Figure data in JSON
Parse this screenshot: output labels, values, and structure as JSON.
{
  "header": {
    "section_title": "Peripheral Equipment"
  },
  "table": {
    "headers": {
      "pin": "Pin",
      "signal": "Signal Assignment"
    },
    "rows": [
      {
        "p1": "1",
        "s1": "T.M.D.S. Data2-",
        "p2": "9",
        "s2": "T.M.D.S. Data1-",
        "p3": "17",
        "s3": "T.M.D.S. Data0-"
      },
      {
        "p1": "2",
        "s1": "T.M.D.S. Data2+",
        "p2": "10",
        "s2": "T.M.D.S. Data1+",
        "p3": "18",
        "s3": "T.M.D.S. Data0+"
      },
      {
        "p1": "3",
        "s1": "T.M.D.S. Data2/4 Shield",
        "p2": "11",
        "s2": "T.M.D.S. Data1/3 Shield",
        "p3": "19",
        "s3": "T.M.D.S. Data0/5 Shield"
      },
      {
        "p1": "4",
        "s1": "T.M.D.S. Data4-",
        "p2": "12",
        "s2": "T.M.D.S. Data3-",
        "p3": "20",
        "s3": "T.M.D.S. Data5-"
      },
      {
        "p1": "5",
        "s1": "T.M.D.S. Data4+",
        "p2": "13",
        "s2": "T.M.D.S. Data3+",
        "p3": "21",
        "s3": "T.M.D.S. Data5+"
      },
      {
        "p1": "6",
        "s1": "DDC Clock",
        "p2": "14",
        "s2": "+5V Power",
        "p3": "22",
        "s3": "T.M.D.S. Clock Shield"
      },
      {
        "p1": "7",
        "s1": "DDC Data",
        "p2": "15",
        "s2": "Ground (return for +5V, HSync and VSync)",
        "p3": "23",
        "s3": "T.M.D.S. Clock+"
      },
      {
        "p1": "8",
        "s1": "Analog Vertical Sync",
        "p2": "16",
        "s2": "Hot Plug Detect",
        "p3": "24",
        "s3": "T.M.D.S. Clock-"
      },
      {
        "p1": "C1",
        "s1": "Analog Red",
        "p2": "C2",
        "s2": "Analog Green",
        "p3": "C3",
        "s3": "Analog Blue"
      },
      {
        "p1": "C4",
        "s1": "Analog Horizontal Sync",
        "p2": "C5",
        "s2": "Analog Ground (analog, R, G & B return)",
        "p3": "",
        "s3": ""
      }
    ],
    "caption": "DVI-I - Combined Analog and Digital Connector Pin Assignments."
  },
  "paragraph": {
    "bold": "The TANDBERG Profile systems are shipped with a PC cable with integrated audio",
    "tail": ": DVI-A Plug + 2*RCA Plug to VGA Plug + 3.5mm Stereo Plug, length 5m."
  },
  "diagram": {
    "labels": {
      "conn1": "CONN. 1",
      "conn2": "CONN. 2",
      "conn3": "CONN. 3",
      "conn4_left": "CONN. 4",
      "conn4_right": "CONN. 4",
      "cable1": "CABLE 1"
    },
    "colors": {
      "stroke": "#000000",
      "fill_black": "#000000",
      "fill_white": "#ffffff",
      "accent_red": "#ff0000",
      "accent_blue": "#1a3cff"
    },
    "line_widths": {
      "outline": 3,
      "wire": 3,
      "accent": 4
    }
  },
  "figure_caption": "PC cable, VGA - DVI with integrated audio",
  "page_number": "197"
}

▸ Set problem: Provide the number of lines in the data above that contain the string "Plug", and nothing else.

▸ Exercise answer: 2